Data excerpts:
======
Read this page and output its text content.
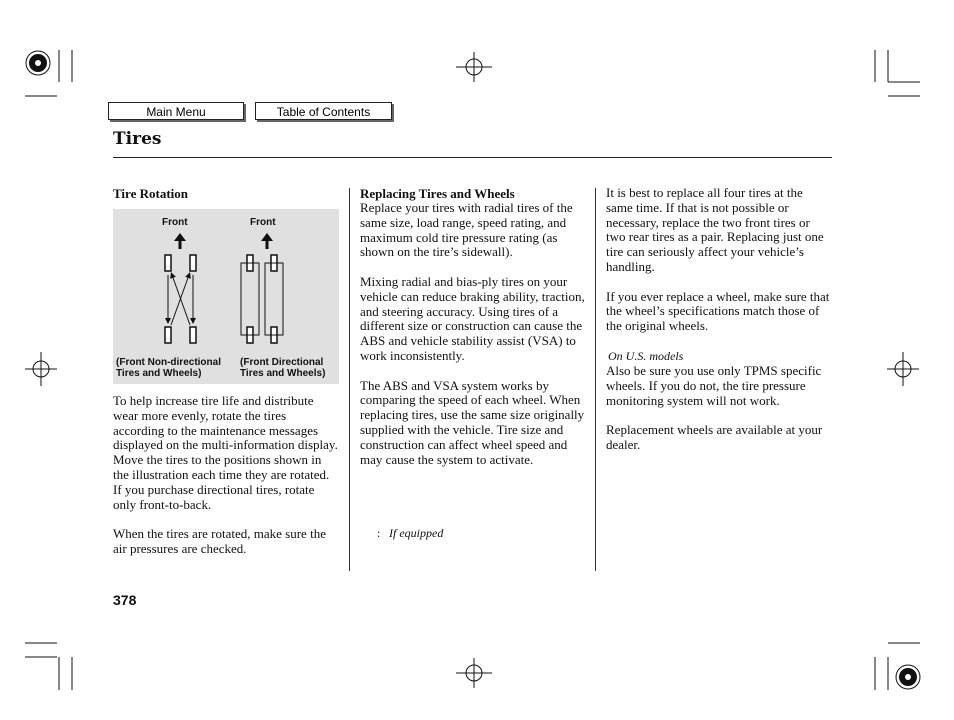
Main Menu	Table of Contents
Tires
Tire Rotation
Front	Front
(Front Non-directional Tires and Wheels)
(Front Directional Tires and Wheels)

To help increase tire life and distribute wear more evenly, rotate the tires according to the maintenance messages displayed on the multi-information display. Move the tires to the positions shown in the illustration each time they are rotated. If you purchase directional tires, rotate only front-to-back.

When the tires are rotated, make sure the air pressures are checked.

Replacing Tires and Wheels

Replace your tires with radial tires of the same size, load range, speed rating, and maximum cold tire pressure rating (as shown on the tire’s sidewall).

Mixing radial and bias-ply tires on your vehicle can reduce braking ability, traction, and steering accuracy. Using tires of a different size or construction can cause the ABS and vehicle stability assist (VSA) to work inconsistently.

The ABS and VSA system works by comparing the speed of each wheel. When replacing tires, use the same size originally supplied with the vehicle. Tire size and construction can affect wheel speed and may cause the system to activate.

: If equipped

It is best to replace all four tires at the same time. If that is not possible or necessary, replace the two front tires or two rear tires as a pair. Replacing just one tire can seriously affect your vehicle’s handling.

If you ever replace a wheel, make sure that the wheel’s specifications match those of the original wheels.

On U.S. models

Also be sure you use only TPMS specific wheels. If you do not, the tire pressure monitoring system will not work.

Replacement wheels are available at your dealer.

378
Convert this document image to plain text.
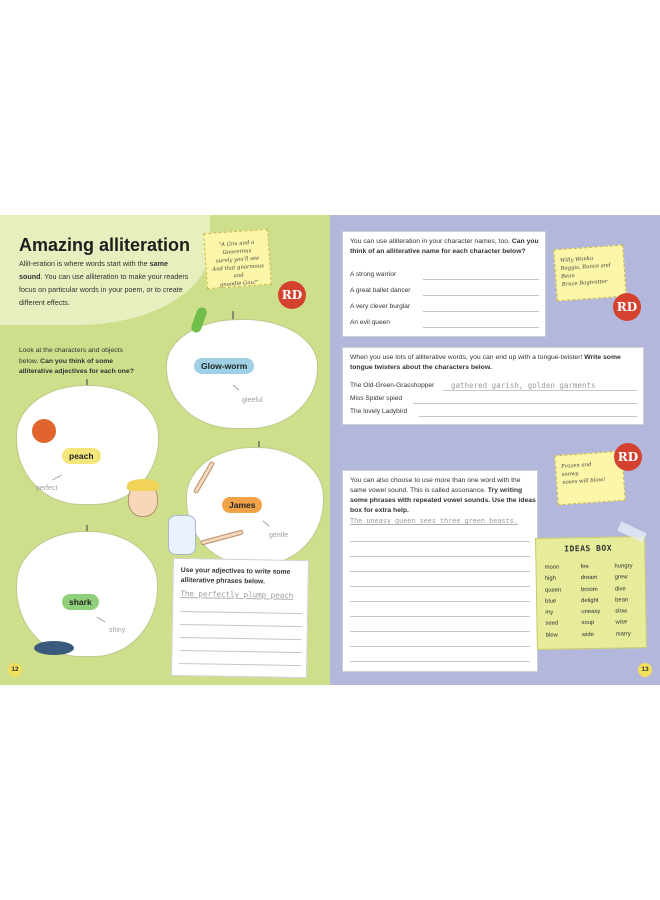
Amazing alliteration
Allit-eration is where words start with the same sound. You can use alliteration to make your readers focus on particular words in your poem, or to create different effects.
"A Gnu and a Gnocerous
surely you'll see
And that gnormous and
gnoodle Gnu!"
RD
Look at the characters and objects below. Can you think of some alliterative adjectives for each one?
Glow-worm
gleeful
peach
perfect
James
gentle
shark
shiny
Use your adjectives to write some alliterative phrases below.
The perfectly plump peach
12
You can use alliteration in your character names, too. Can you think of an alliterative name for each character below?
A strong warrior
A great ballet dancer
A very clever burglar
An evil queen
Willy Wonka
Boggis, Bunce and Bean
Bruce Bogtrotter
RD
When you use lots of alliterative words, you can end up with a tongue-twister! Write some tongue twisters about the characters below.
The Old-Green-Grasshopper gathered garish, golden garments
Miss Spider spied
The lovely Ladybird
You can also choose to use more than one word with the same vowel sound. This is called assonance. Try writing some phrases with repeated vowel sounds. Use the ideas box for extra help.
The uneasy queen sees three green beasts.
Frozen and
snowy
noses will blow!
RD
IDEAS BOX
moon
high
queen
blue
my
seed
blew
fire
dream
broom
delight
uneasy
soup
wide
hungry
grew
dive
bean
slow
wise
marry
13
======
Task details —
Keep every word of the data as it is when you write it out, but drop the pictures.

Response to the task —
Read this page and output its text content.
Main Menu	Table of Contents
Tires
Tire Rotation
Front	Front
(Front Non-directional Tires and Wheels)
(Front Directional Tires and Wheels)

To help increase tire life and distribute wear more evenly, rotate the tires according to the maintenance messages displayed on the multi-information display. Move the tires to the positions shown in the illustration each time they are rotated. If you purchase directional tires, rotate only front-to-back.

When the tires are rotated, make sure the air pressures are checked.

Replacing Tires and Wheels

Replace your tires with radial tires of the same size, load range, speed rating, and maximum cold tire pressure rating (as shown on the tire’s sidewall).

Mixing radial and bias-ply tires on your vehicle can reduce braking ability, traction, and steering accuracy. Using tires of a different size or construction can cause the ABS and vehicle stability assist (VSA) to work inconsistently.

The ABS and VSA system works by comparing the speed of each wheel. When replacing tires, use the same size originally supplied with the vehicle. Tire size and construction can affect wheel speed and may cause the system to activate.

: If equipped

It is best to replace all four tires at the same time. If that is not possible or necessary, replace the two front tires or two rear tires as a pair. Replacing just one tire can seriously affect your vehicle’s handling.

If you ever replace a wheel, make sure that the wheel’s specifications match those of the original wheels.

On U.S. models

Also be sure you use only TPMS specific wheels. If you do not, the tire pressure monitoring system will not work.

Replacement wheels are available at your dealer.

378
Convert this document image to plain text.
Amazing alliteration
Allit-eration is where words start with the same sound. You can use alliteration to make your readers focus on particular words in your poem, or to create different effects.
"A Gnu and a Gnocerous
surely you'll see
And that gnormous and
gnoodle Gnu!"
RD
Look at the characters and objects below. Can you think of some alliterative adjectives for each one?
Glow-worm
gleeful
peach
perfect
James
gentle
shark
shiny
Use your adjectives to write some alliterative phrases below.
The perfectly plump peach
12
You can use alliteration in your character names, too. Can you think of an alliterative name for each character below?
A strong warrior
A great ballet dancer
A very clever burglar
An evil queen
Willy Wonka
Boggis, Bunce and Bean
Bruce Bogtrotter
RD
When you use lots of alliterative words, you can end up with a tongue-twister! Write some tongue twisters about the characters below.
The Old-Green-Grasshopper gathered garish, golden garments
Miss Spider spied
The lovely Ladybird
You can also choose to use more than one word with the same vowel sound. This is called assonance. Try writing some phrases with repeated vowel sounds. Use the ideas box for extra help.
The uneasy queen sees three green beasts.
Frozen and
snowy
noses will blow!
RD
IDEAS BOX
moon
high
queen
blue
my
seed
blew
fire
dream
broom
delight
uneasy
soup
wide
hungry
grew
dive
bean
slow
wise
marry
13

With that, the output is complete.